Inilah Sosok Trio Tersangka Skandal Kredit Sritex Rp3,5 Triliun yang Rugikan Negara Rp692 Miliar
- Kejagung RI
-
Bank Jateng: Rp395,6 miliar
-
Bank BJB: Rp543,9 miliar
-
Bank DKI: Rp149 miliar
-
Sindikasi (BNI, BRI, LPEI): ±Rp2,5 triliun
Selain itu, Sritex juga diketahui menerima pinjaman dari 20 bank swasta lainnya, yang kini sedang dalam tahap pendalaman penyidikan.
Dana Tak Sesuai Tujuan, Kredit Jadi Jerat
Ironisnya, dana triliunan rupiah tersebut tidak digunakan untuk kepentingan produktif seperti modal kerja. Justru, digunakan untuk membayar utang dan membeli aset non-produktif. Parahnya, status kredit tersebut kini macet dengan kolektibilitas 5, dan aset yang tersedia tak mampu menutupi nilai kerugian negara.
Peringkat Buruk, Tapi Kredit Lancar?
Hasil penilaian lembaga pemeringkat internasional seperti Fitch dan Moody’s menempatkan Sritex di level BB-, artinya berisiko tinggi gagal bayar.
Namun, kredit tanpa jaminan tetap dicairkan oleh Bank BJB dan Bank DKI, melanggar prosedur dan prinsip kehati-hatian perbankan. Kredit tanpa jaminan seharusnya hanya diberikan kepada debitur dengan peringkat minimal A.

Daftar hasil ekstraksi
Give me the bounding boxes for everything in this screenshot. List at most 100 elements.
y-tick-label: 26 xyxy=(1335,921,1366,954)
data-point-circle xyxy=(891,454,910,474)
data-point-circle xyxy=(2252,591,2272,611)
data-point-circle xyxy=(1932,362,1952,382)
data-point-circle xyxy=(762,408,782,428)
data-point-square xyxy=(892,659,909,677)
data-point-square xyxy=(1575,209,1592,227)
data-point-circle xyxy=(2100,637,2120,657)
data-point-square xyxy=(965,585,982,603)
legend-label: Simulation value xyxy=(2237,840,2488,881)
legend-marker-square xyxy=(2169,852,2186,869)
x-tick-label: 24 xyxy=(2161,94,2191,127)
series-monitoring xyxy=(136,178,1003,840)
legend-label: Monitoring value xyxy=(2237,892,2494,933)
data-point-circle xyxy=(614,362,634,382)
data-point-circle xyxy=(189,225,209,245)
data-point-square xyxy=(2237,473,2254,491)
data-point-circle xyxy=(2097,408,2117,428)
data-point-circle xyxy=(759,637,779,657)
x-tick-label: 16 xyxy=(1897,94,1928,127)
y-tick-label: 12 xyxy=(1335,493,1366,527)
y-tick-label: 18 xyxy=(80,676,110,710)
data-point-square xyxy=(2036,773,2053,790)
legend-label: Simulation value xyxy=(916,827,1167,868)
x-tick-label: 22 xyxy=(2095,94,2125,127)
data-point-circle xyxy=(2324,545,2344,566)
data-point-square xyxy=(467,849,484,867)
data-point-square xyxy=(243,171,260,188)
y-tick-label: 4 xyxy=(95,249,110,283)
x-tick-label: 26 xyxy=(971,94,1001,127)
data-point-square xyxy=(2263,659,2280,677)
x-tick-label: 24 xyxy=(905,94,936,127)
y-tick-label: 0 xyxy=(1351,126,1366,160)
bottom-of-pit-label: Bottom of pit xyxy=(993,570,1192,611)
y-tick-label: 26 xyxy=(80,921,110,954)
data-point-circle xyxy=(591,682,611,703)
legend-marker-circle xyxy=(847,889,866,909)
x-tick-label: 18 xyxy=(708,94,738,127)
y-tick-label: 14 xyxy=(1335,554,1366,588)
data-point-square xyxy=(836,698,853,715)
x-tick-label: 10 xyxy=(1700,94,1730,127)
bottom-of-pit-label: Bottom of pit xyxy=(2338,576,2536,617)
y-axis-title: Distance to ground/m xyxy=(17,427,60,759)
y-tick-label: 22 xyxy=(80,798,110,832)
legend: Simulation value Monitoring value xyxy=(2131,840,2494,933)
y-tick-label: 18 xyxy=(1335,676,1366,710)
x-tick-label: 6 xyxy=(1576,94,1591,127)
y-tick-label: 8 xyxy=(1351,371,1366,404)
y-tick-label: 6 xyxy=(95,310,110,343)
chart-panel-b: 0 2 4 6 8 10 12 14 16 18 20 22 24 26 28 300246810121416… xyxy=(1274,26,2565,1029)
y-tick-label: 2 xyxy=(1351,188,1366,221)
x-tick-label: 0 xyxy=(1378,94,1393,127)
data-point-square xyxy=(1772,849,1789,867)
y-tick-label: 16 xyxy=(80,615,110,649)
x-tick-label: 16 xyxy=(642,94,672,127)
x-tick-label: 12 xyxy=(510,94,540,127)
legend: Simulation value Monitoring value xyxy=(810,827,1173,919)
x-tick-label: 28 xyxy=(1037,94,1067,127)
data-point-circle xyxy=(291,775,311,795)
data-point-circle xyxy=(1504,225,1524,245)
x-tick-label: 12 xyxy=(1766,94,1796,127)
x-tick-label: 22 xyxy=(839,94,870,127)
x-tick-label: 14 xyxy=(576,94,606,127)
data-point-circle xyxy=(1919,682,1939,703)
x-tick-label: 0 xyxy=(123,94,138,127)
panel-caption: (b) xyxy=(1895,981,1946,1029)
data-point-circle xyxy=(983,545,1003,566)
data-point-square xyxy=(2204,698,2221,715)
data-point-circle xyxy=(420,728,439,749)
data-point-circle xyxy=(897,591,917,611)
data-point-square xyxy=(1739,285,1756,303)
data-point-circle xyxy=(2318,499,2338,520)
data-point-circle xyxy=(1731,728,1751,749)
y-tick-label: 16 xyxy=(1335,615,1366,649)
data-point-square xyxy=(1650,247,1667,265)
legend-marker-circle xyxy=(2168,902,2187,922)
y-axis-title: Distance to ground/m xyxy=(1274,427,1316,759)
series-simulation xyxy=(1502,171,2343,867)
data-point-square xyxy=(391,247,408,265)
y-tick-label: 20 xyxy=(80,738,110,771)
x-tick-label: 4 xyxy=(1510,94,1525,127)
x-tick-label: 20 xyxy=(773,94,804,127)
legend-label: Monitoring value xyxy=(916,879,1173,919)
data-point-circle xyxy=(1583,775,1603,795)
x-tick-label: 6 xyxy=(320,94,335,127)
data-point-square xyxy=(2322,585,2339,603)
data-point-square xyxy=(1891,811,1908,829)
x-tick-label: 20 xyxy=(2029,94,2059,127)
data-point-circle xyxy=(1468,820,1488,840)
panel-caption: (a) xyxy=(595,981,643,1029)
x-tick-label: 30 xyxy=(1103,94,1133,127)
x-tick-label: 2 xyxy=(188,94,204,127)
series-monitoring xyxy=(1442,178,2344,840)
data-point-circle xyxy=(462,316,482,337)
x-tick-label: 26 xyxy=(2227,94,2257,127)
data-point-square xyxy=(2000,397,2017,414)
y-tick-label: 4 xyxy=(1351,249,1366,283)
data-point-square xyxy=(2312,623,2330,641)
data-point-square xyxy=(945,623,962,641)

# [Soal Latihan]
A) Dalam kutipan tentang kredit Sritex, di level berapa Fitch dan Moody’s menempatkan Sritex?
B) Tuliskan tanpa perubahan bagian kutipan tentang kredit Sritex yang diawali dengan kata-kata "Inilah Sosok Trio" dan diakhiri dengan "nilai kerugian negara.".
Daftar tersebut tidak ada hubungannya dengan kutipan.

# [Hasil yang Diharapkan]
A) Sritex ditempatkan di level BB-.

B)
Inilah Sosok Trio Tersangka Skandal Kredit Sritex Rp3,5 Triliun yang Rugikan Negara Rp692 Miliar
- Kejagung RI
-
Bank Jateng: Rp395,6 miliar
-
Bank BJB: Rp543,9 miliar
-
Bank DKI: Rp149 miliar
-
Sindikasi (BNI, BRI, LPEI): ±Rp2,5 triliun
Selain itu, Sritex juga diketahui menerima pinjaman dari 20 bank swasta lainnya, yang kini sedang dalam tahap pendalaman penyidikan.
Dana Tak Sesuai Tujuan, Kredit Jadi Jerat
Ironisnya, dana triliunan rupiah tersebut tidak digunakan untuk kepentingan produktif seperti modal kerja. Justru, digunakan untuk membayar utang dan membeli aset non-produktif. Parahnya, status kredit tersebut kini macet dengan kolektibilitas 5, dan aset yang tersedia tak mampu menutupi nilai kerugian negara.